::: DATA IN THIS EXERCISE
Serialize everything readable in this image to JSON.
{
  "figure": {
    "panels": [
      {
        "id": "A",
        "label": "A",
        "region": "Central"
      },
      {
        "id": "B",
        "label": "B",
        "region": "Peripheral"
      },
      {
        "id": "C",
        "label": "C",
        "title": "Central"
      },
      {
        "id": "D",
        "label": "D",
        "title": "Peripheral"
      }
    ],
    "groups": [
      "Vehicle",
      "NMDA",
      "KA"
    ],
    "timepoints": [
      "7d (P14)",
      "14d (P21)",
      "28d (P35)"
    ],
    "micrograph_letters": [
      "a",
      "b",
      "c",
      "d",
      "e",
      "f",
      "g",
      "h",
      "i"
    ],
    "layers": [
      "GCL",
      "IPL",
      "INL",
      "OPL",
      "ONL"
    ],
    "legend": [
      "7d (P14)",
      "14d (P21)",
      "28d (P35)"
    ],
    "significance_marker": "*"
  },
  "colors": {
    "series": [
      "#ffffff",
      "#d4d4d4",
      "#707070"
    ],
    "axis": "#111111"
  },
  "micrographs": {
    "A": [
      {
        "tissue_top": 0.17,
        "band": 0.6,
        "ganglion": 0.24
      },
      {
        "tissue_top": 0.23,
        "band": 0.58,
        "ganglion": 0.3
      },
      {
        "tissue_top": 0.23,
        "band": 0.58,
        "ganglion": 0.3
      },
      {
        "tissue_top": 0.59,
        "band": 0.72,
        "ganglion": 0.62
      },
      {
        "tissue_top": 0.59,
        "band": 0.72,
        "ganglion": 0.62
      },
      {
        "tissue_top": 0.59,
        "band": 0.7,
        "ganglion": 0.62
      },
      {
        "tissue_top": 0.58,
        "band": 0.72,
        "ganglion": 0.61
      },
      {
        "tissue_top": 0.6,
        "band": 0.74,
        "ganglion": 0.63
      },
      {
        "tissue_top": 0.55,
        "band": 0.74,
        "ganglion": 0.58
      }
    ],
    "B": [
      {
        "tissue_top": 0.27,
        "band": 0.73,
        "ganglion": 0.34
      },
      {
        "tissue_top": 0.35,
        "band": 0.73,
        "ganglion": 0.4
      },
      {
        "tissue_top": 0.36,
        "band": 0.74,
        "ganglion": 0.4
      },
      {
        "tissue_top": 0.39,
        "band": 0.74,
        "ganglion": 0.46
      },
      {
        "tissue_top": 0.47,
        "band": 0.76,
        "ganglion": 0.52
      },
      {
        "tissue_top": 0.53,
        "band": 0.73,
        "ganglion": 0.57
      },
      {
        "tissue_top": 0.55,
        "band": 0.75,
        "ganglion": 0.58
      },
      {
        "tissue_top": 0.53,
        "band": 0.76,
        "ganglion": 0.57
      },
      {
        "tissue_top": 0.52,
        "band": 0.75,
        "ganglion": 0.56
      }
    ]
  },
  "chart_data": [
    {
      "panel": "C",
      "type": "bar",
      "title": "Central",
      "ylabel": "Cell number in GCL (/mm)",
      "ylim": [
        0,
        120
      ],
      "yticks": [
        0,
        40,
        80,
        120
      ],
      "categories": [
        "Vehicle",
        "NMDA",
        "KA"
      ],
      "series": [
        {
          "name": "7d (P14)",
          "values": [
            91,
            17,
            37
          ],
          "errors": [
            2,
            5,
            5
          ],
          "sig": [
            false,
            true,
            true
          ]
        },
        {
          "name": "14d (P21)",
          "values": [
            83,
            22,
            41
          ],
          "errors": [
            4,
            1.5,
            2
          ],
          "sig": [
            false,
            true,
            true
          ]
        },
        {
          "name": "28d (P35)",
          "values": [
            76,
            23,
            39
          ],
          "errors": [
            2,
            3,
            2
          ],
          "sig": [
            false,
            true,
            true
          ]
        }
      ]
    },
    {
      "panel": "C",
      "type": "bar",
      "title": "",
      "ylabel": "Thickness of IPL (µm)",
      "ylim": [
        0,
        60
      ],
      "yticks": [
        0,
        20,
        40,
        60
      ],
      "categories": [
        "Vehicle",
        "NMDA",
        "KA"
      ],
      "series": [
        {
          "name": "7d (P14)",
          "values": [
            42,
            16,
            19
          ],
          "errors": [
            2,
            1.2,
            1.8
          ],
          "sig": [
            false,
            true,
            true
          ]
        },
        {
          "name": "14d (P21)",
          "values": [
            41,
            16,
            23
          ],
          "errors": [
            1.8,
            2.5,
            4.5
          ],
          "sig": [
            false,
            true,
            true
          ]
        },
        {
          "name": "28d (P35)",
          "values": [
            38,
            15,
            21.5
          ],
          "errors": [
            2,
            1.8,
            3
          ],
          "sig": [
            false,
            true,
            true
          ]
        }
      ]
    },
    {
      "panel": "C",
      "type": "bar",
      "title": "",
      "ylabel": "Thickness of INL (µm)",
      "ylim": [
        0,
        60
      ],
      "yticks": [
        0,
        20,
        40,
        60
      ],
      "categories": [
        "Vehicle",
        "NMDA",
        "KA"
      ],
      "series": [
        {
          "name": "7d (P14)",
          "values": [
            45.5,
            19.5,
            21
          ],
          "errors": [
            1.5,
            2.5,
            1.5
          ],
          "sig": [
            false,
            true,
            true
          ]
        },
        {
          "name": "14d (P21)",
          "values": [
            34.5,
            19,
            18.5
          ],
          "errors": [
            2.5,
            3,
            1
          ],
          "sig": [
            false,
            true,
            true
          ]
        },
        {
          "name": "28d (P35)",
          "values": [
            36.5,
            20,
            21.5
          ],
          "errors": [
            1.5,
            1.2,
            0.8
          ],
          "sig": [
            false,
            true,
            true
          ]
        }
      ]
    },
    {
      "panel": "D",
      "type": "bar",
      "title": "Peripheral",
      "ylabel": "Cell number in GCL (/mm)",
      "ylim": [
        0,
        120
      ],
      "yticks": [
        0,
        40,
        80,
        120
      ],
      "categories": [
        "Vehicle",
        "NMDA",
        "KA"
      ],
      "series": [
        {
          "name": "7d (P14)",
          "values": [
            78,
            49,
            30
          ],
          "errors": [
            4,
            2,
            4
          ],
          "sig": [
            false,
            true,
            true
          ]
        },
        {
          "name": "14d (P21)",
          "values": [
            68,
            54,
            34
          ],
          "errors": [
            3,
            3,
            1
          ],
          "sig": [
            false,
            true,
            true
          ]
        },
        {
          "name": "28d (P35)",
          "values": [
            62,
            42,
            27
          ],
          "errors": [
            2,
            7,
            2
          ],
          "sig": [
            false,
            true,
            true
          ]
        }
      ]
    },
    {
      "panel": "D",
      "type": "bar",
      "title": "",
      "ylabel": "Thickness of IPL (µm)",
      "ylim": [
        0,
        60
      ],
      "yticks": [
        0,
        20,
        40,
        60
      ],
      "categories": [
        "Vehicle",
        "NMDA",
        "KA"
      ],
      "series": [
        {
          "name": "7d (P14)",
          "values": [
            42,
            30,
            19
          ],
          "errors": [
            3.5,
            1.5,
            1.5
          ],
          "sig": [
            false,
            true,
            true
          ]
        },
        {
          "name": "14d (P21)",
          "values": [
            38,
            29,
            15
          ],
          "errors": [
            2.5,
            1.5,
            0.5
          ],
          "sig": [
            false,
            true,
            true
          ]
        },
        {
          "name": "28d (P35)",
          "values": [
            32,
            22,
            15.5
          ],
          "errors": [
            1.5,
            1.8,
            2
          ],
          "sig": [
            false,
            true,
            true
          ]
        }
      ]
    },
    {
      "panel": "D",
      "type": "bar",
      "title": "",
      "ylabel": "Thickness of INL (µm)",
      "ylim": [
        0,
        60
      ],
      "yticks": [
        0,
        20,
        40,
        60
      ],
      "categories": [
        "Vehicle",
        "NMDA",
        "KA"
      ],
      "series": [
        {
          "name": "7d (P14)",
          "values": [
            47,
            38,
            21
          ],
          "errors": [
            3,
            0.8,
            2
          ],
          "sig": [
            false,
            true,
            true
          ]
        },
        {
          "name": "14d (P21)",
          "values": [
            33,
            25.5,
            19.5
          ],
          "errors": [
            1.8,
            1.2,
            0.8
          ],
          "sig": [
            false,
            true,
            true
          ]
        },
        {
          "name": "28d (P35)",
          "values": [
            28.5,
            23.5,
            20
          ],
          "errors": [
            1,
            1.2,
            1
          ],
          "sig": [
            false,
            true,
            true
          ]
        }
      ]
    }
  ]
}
::::::
Locate all lines that include the word "Peripheral" and copy them out.

RESULT BELOW>
        "region": "Peripheral"
        "title": "Peripheral"
      "title": "Peripheral",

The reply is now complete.